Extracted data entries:
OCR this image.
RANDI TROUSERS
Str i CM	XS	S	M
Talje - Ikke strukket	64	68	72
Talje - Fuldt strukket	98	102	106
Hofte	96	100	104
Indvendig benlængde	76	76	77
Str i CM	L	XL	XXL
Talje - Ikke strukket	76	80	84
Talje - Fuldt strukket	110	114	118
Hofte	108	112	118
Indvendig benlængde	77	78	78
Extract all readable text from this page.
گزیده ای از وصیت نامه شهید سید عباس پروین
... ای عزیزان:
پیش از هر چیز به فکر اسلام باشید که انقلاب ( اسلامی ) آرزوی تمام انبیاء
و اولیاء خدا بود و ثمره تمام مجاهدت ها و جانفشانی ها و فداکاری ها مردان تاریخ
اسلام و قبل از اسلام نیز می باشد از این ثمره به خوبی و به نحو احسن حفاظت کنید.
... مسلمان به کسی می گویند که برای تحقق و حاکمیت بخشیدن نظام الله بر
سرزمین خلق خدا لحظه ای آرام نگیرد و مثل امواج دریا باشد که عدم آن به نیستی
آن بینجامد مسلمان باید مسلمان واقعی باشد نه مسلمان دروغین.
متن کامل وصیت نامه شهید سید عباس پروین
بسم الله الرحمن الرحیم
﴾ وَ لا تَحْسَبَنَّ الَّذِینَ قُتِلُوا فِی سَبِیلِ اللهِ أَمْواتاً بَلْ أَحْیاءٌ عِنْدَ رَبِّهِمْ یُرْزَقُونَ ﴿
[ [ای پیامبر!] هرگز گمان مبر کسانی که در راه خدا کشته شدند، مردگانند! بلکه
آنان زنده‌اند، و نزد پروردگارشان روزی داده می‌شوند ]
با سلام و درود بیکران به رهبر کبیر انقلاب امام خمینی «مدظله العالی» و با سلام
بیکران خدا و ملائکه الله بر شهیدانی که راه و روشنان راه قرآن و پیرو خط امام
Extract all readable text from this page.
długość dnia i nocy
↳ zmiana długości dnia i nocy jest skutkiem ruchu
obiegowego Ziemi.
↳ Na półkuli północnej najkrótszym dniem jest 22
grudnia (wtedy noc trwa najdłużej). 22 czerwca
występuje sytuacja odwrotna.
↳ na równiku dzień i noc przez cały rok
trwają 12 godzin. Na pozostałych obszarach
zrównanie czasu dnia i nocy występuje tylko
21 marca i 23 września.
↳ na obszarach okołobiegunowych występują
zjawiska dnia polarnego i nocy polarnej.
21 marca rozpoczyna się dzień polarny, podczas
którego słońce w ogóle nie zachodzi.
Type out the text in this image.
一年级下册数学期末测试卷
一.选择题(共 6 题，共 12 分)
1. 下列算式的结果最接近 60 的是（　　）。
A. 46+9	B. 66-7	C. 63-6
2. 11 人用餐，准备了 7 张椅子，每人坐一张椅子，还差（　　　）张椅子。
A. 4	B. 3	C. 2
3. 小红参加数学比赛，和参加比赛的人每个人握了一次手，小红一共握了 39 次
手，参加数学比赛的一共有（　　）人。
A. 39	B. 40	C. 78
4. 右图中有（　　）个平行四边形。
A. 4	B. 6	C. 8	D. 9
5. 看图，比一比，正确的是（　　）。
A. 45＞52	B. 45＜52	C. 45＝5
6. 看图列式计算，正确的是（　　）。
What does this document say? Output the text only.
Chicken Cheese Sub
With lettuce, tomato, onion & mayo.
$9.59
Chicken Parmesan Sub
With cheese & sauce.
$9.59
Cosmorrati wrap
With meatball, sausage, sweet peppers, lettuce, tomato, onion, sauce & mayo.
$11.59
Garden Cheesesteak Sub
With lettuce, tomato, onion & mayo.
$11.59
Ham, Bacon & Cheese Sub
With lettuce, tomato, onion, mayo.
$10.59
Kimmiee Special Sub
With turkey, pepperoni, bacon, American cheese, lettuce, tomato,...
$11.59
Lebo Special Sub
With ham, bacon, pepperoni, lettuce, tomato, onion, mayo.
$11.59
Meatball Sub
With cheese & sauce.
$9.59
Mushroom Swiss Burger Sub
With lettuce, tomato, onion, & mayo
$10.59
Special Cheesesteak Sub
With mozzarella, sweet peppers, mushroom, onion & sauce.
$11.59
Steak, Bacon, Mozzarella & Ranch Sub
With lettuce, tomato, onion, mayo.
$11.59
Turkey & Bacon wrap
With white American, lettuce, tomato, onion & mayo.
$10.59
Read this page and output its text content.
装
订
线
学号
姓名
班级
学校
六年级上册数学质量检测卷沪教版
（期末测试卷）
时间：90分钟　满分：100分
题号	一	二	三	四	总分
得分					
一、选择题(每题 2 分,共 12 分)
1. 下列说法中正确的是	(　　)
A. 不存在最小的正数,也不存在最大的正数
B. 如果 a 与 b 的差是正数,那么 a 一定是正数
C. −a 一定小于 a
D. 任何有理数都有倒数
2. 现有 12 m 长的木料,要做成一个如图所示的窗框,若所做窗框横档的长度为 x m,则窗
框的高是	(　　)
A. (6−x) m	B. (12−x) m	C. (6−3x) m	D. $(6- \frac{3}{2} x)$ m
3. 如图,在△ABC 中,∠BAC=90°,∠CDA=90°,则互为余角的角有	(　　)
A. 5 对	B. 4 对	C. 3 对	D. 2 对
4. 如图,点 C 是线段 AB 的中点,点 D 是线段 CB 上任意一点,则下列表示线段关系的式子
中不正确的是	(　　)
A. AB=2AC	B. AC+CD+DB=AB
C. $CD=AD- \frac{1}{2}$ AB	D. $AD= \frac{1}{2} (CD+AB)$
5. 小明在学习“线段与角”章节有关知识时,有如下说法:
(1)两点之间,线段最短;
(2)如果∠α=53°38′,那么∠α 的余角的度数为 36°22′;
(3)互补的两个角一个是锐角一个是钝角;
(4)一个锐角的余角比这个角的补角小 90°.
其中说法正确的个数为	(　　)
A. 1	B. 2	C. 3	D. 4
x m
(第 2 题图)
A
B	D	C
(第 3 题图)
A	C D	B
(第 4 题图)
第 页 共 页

Prompt ▸
Identify which lines contain the word "Special" and copy each one.

Output for this task ▸
Kimmiee Special Sub
Lebo Special Sub
Special Cheesesteak Sub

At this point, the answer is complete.